Each record that follows should be repeated exactly, minus any images.
——————
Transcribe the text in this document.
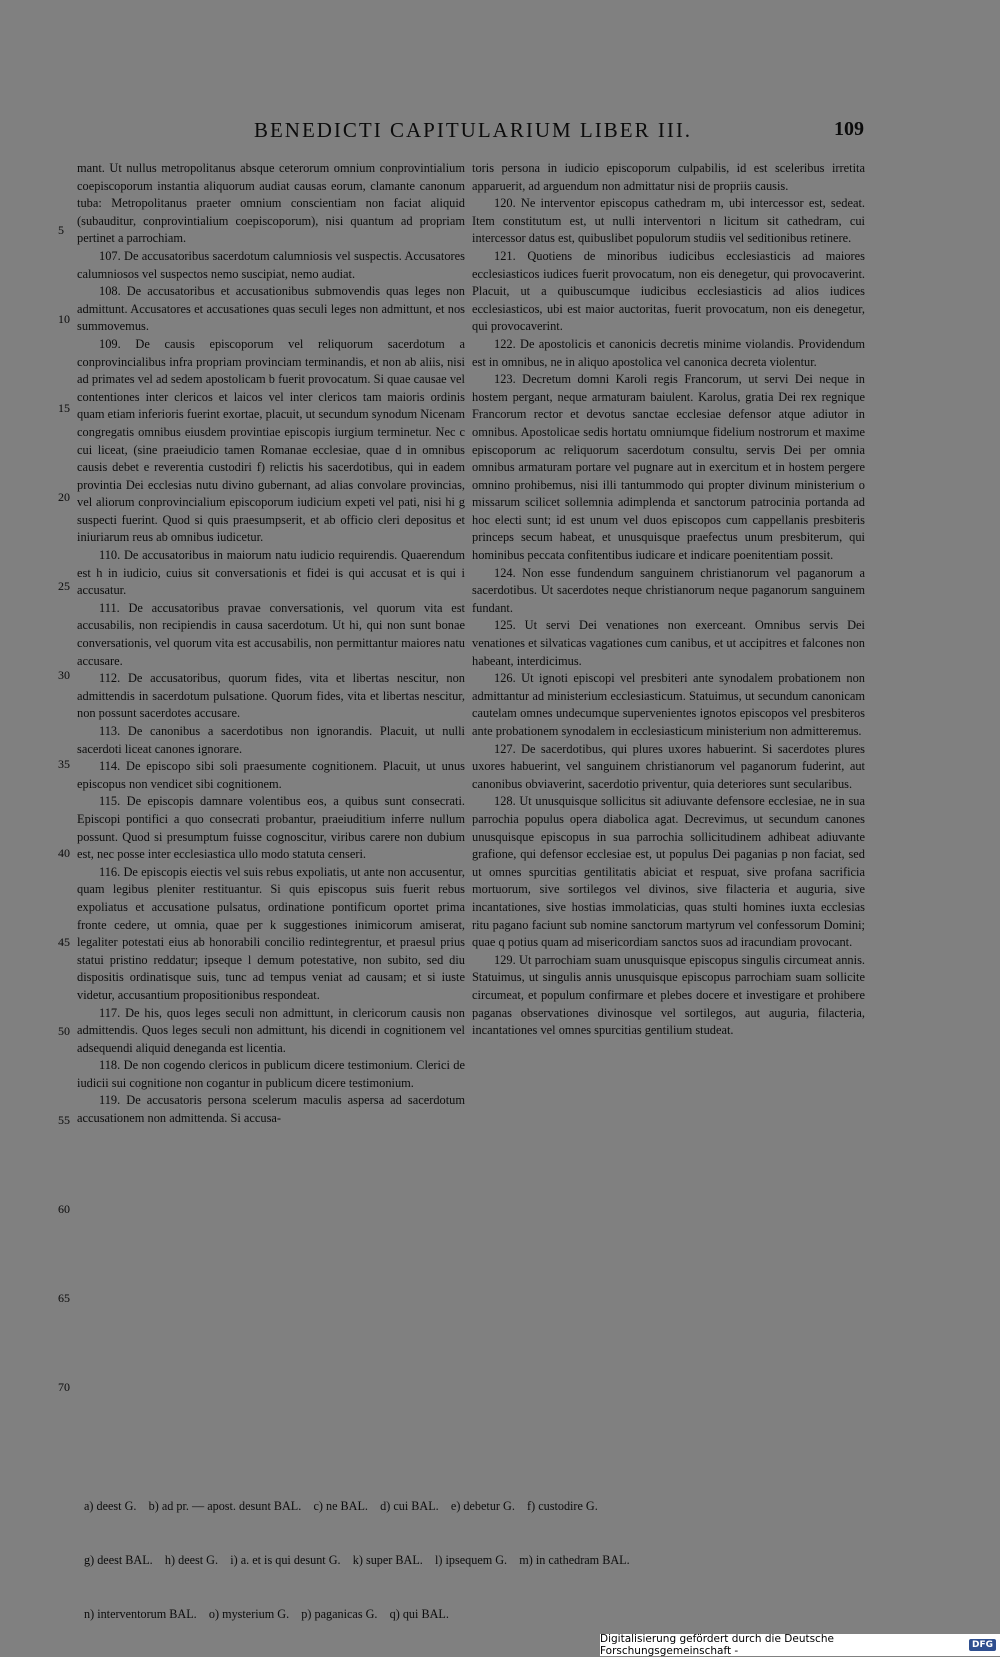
BENEDICTI CAPITULARIUM LIBER III.	109
5
10
15
20
25
30
35
40
45
50
55
60
65
70

mant. Ut nullus metropolitanus absque ceterorum omnium conprovintialium coepiscoporum instantia aliquorum audiat causas eorum, clamante canonum tuba: Metropolitanus praeter omnium conscientiam non faciat aliquid (subauditur, conprovintialium coepiscoporum), nisi quantum ad propriam pertinet a parrochiam.

107. De accusatoribus sacerdotum calumniosis vel suspectis. Accusatores calumniosos vel suspectos nemo suscipiat, nemo audiat.

108. De accusatoribus et accusationibus submovendis quas leges non admittunt. Accusatores et accusationes quas seculi leges non admittunt, et nos summovemus.

109. De causis episcoporum vel reliquorum sacerdotum a conprovincialibus infra propriam provinciam terminandis, et non ab aliis, nisi ad primates vel ad sedem apostolicam b fuerit provocatum. Si quae causae vel contentiones inter clericos et laicos vel inter clericos tam maioris ordinis quam etiam inferioris fuerint exortae, placuit, ut secundum synodum Nicenam congregatis omnibus eiusdem provintiae episcopis iurgium terminetur. Nec c cui liceat, (sine praeiudicio tamen Romanae ecclesiae, quae d in omnibus causis debet e reverentia custodiri f) relictis his sacerdotibus, qui in eadem provintia Dei ecclesias nutu divino gubernant, ad alias convolare provincias, vel aliorum conprovincialium episcoporum iudicium expeti vel pati, nisi hi g suspecti fuerint. Quod si quis praesumpserit, et ab officio cleri depositus et iniuriarum reus ab omnibus iudicetur.

110. De accusatoribus in maiorum natu iudicio requirendis. Quaerendum est h in iudicio, cuius sit conversationis et fidei is qui accusat et is qui i accusatur.

111. De accusatoribus pravae conversationis, vel quorum vita est accusabilis, non recipiendis in causa sacerdotum. Ut hi, qui non sunt bonae conversationis, vel quorum vita est accusabilis, non permittantur maiores natu accusare.

112. De accusatoribus, quorum fides, vita et libertas nescitur, non admittendis in sacerdotum pulsatione. Quorum fides, vita et libertas nescitur, non possunt sacerdotes accusare.

113. De canonibus a sacerdotibus non ignorandis. Placuit, ut nulli sacerdoti liceat canones ignorare.

114. De episcopo sibi soli praesumente cognitionem. Placuit, ut unus episcopus non vendicet sibi cognitionem.

115. De episcopis damnare volentibus eos, a quibus sunt consecrati. Episcopi pontifici a quo consecrati probantur, praeiuditium inferre nullum possunt. Quod si presumptum fuisse cognoscitur, viribus carere non dubium est, nec posse inter ecclesiastica ullo modo statuta censeri.

116. De episcopis eiectis vel suis rebus expoliatis, ut ante non accusentur, quam legibus pleniter restituantur. Si quis episcopus suis fuerit rebus expoliatus et accusatione pulsatus, ordinatione pontificum oportet prima fronte cedere, ut omnia, quae per k suggestiones inimicorum amiserat, legaliter potestati eius ab honorabili concilio redintegrentur, et praesul prius statui pristino reddatur; ipseque l demum potestative, non subito, sed diu dispositis ordinatisque suis, tunc ad tempus veniat ad causam; et si iuste videtur, accusantium propositionibus respondeat.

117. De his, quos leges seculi non admittunt, in clericorum causis non admittendis. Quos leges seculi non admittunt, his dicendi in cognitionem vel adsequendi aliquid deneganda est licentia.

118. De non cogendo clericos in publicum dicere testimonium. Clerici de iudicii sui cognitione non cogantur in publicum dicere testimonium.

119. De accusatoris persona scelerum maculis aspersa ad sacerdotum accusationem non admittenda. Si accusa-

toris persona in iudicio episcoporum culpabilis, id est sceleribus irretita apparuerit, ad arguendum non admittatur nisi de propriis causis.

120. Ne interventor episcopus cathedram m, ubi intercessor est, sedeat. Item constitutum est, ut nulli interventori n licitum sit cathedram, cui intercessor datus est, quibuslibet populorum studiis vel seditionibus retinere.

121. Quotiens de minoribus iudicibus ecclesiasticis ad maiores ecclesiasticos iudices fuerit provocatum, non eis denegetur, qui provocaverint. Placuit, ut a quibuscumque iudicibus ecclesiasticis ad alios iudices ecclesiasticos, ubi est maior auctoritas, fuerit provocatum, non eis denegetur, qui provocaverint.

122. De apostolicis et canonicis decretis minime violandis. Providendum est in omnibus, ne in aliquo apostolica vel canonica decreta violentur.

123. Decretum domni Karoli regis Francorum, ut servi Dei neque in hostem pergant, neque armaturam baiulent. Karolus, gratia Dei rex regnique Francorum rector et devotus sanctae ecclesiae defensor atque adiutor in omnibus. Apostolicae sedis hortatu omniumque fidelium nostrorum et maxime episcoporum ac reliquorum sacerdotum consultu, servis Dei per omnia omnibus armaturam portare vel pugnare aut in exercitum et in hostem pergere omnino prohibemus, nisi illi tantummodo qui propter divinum ministerium o missarum scilicet sollemnia adimplenda et sanctorum patrocinia portanda ad hoc electi sunt; id est unum vel duos episcopos cum cappellanis presbiteris princeps secum habeat, et unusquisque praefectus unum presbiterum, qui hominibus peccata confitentibus iudicare et indicare poenitentiam possit.

124. Non esse fundendum sanguinem christianorum vel paganorum a sacerdotibus. Ut sacerdotes neque christianorum neque paganorum sanguinem fundant.

125. Ut servi Dei venationes non exerceant. Omnibus servis Dei venationes et silvaticas vagationes cum canibus, et ut accipitres et falcones non habeant, interdicimus.

126. Ut ignoti episcopi vel presbiteri ante synodalem probationem non admittantur ad ministerium ecclesiasticum. Statuimus, ut secundum canonicam cautelam omnes undecumque supervenientes ignotos episcopos vel presbiteros ante probationem synodalem in ecclesiasticum ministerium non admitteremus.

127. De sacerdotibus, qui plures uxores habuerint. Si sacerdotes plures uxores habuerint, vel sanguinem christianorum vel paganorum fuderint, aut canonibus obviaverint, sacerdotio priventur, quia deteriores sunt secularibus.

128. Ut unusquisque sollicitus sit adiuvante defensore ecclesiae, ne in sua parrochia populus opera diabolica agat. Decrevimus, ut secundum canones unusquisque episcopus in sua parrochia sollicitudinem adhibeat adiuvante grafione, qui defensor ecclesiae est, ut populus Dei paganias p non faciat, sed ut omnes spurcitias gentilitatis abiciat et respuat, sive profana sacrificia mortuorum, sive sortilegos vel divinos, sive filacteria et auguria, sive incantationes, sive hostias immolaticias, quas stulti homines iuxta ecclesias ritu pagano faciunt sub nomine sanctorum martyrum vel confessorum Domini; quae q potius quam ad misericordiam sanctos suos ad iracundiam provocant.

129. Ut parrochiam suam unusquisque episcopus singulis circumeat annis. Statuimus, ut singulis annis unusquisque episcopus parrochiam suam sollicite circumeat, et populum confirmare et plebes docere et investigare et prohibere paganas observationes divinosque vel sortilegos, aut auguria, filacteria, incantationes vel omnes spurcitias gentilium studeat.

a) deest G.    b) ad pr. — apost. desunt BAL.    c) ne BAL.    d) cui BAL.    e) debetur G.    f) custodire G.

g) deest BAL.    h) deest G.    i) a. et is qui desunt G.    k) super BAL.    l) ipsequem G.    m) in cathedram BAL.

n) interventorum BAL.    o) mysterium G.    p) paganicas G.    q) qui BAL.

Digitalisierung gefördert durch die Deutsche Forschungsgemeinschaft -	DFG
——————
• Output
Transcribe the text in this document.
BENEDICTI CAPITULARIUM LIBER III.	109
5
10
15
20
25
30
35
40
45
50
55
60
65
70

mant. Ut nullus metropolitanus absque ceterorum omnium conprovintialium coepiscoporum instantia aliquorum audiat causas eorum, clamante canonum tuba: Metropolitanus praeter omnium conscientiam non faciat aliquid (subauditur, conprovintialium coepiscoporum), nisi quantum ad propriam pertinet a parrochiam.

107. De accusatoribus sacerdotum calumniosis vel suspectis. Accusatores calumniosos vel suspectos nemo suscipiat, nemo audiat.

108. De accusatoribus et accusationibus submovendis quas leges non admittunt. Accusatores et accusationes quas seculi leges non admittunt, et nos summovemus.

109. De causis episcoporum vel reliquorum sacerdotum a conprovincialibus infra propriam provinciam terminandis, et non ab aliis, nisi ad primates vel ad sedem apostolicam b fuerit provocatum. Si quae causae vel contentiones inter clericos et laicos vel inter clericos tam maioris ordinis quam etiam inferioris fuerint exortae, placuit, ut secundum synodum Nicenam congregatis omnibus eiusdem provintiae episcopis iurgium terminetur. Nec c cui liceat, (sine praeiudicio tamen Romanae ecclesiae, quae d in omnibus causis debet e reverentia custodiri f) relictis his sacerdotibus, qui in eadem provintia Dei ecclesias nutu divino gubernant, ad alias convolare provincias, vel aliorum conprovincialium episcoporum iudicium expeti vel pati, nisi hi g suspecti fuerint. Quod si quis praesumpserit, et ab officio cleri depositus et iniuriarum reus ab omnibus iudicetur.

110. De accusatoribus in maiorum natu iudicio requirendis. Quaerendum est h in iudicio, cuius sit conversationis et fidei is qui accusat et is qui i accusatur.

111. De accusatoribus pravae conversationis, vel quorum vita est accusabilis, non recipiendis in causa sacerdotum. Ut hi, qui non sunt bonae conversationis, vel quorum vita est accusabilis, non permittantur maiores natu accusare.

112. De accusatoribus, quorum fides, vita et libertas nescitur, non admittendis in sacerdotum pulsatione. Quorum fides, vita et libertas nescitur, non possunt sacerdotes accusare.

113. De canonibus a sacerdotibus non ignorandis. Placuit, ut nulli sacerdoti liceat canones ignorare.

114. De episcopo sibi soli praesumente cognitionem. Placuit, ut unus episcopus non vendicet sibi cognitionem.

115. De episcopis damnare volentibus eos, a quibus sunt consecrati. Episcopi pontifici a quo consecrati probantur, praeiuditium inferre nullum possunt. Quod si presumptum fuisse cognoscitur, viribus carere non dubium est, nec posse inter ecclesiastica ullo modo statuta censeri.

116. De episcopis eiectis vel suis rebus expoliatis, ut ante non accusentur, quam legibus pleniter restituantur. Si quis episcopus suis fuerit rebus expoliatus et accusatione pulsatus, ordinatione pontificum oportet prima fronte cedere, ut omnia, quae per k suggestiones inimicorum amiserat, legaliter potestati eius ab honorabili concilio redintegrentur, et praesul prius statui pristino reddatur; ipseque l demum potestative, non subito, sed diu dispositis ordinatisque suis, tunc ad tempus veniat ad causam; et si iuste videtur, accusantium propositionibus respondeat.

117. De his, quos leges seculi non admittunt, in clericorum causis non admittendis. Quos leges seculi non admittunt, his dicendi in cognitionem vel adsequendi aliquid deneganda est licentia.

118. De non cogendo clericos in publicum dicere testimonium. Clerici de iudicii sui cognitione non cogantur in publicum dicere testimonium.

119. De accusatoris persona scelerum maculis aspersa ad sacerdotum accusationem non admittenda. Si accusa-

toris persona in iudicio episcoporum culpabilis, id est sceleribus irretita apparuerit, ad arguendum non admittatur nisi de propriis causis.

120. Ne interventor episcopus cathedram m, ubi intercessor est, sedeat. Item constitutum est, ut nulli interventori n licitum sit cathedram, cui intercessor datus est, quibuslibet populorum studiis vel seditionibus retinere.

121. Quotiens de minoribus iudicibus ecclesiasticis ad maiores ecclesiasticos iudices fuerit provocatum, non eis denegetur, qui provocaverint. Placuit, ut a quibuscumque iudicibus ecclesiasticis ad alios iudices ecclesiasticos, ubi est maior auctoritas, fuerit provocatum, non eis denegetur, qui provocaverint.

122. De apostolicis et canonicis decretis minime violandis. Providendum est in omnibus, ne in aliquo apostolica vel canonica decreta violentur.

123. Decretum domni Karoli regis Francorum, ut servi Dei neque in hostem pergant, neque armaturam baiulent. Karolus, gratia Dei rex regnique Francorum rector et devotus sanctae ecclesiae defensor atque adiutor in omnibus. Apostolicae sedis hortatu omniumque fidelium nostrorum et maxime episcoporum ac reliquorum sacerdotum consultu, servis Dei per omnia omnibus armaturam portare vel pugnare aut in exercitum et in hostem pergere omnino prohibemus, nisi illi tantummodo qui propter divinum ministerium o missarum scilicet sollemnia adimplenda et sanctorum patrocinia portanda ad hoc electi sunt; id est unum vel duos episcopos cum cappellanis presbiteris princeps secum habeat, et unusquisque praefectus unum presbiterum, qui hominibus peccata confitentibus iudicare et indicare poenitentiam possit.

124. Non esse fundendum sanguinem christianorum vel paganorum a sacerdotibus. Ut sacerdotes neque christianorum neque paganorum sanguinem fundant.

125. Ut servi Dei venationes non exerceant. Omnibus servis Dei venationes et silvaticas vagationes cum canibus, et ut accipitres et falcones non habeant, interdicimus.

126. Ut ignoti episcopi vel presbiteri ante synodalem probationem non admittantur ad ministerium ecclesiasticum. Statuimus, ut secundum canonicam cautelam omnes undecumque supervenientes ignotos episcopos vel presbiteros ante probationem synodalem in ecclesiasticum ministerium non admitteremus.

127. De sacerdotibus, qui plures uxores habuerint. Si sacerdotes plures uxores habuerint, vel sanguinem christianorum vel paganorum fuderint, aut canonibus obviaverint, sacerdotio priventur, quia deteriores sunt secularibus.

128. Ut unusquisque sollicitus sit adiuvante defensore ecclesiae, ne in sua parrochia populus opera diabolica agat. Decrevimus, ut secundum canones unusquisque episcopus in sua parrochia sollicitudinem adhibeat adiuvante grafione, qui defensor ecclesiae est, ut populus Dei paganias p non faciat, sed ut omnes spurcitias gentilitatis abiciat et respuat, sive profana sacrificia mortuorum, sive sortilegos vel divinos, sive filacteria et auguria, sive incantationes, sive hostias immolaticias, quas stulti homines iuxta ecclesias ritu pagano faciunt sub nomine sanctorum martyrum vel confessorum Domini; quae q potius quam ad misericordiam sanctos suos ad iracundiam provocant.

129. Ut parrochiam suam unusquisque episcopus singulis circumeat annis. Statuimus, ut singulis annis unusquisque episcopus parrochiam suam sollicite circumeat, et populum confirmare et plebes docere et investigare et prohibere paganas observationes divinosque vel sortilegos, aut auguria, filacteria, incantationes vel omnes spurcitias gentilium studeat.

a) deest G.    b) ad pr. — apost. desunt BAL.    c) ne BAL.    d) cui BAL.    e) debetur G.    f) custodire G.

g) deest BAL.    h) deest G.    i) a. et is qui desunt G.    k) super BAL.    l) ipsequem G.    m) in cathedram BAL.

n) interventorum BAL.    o) mysterium G.    p) paganicas G.    q) qui BAL.

Digitalisierung gefördert durch die Deutsche Forschungsgemeinschaft -	DFG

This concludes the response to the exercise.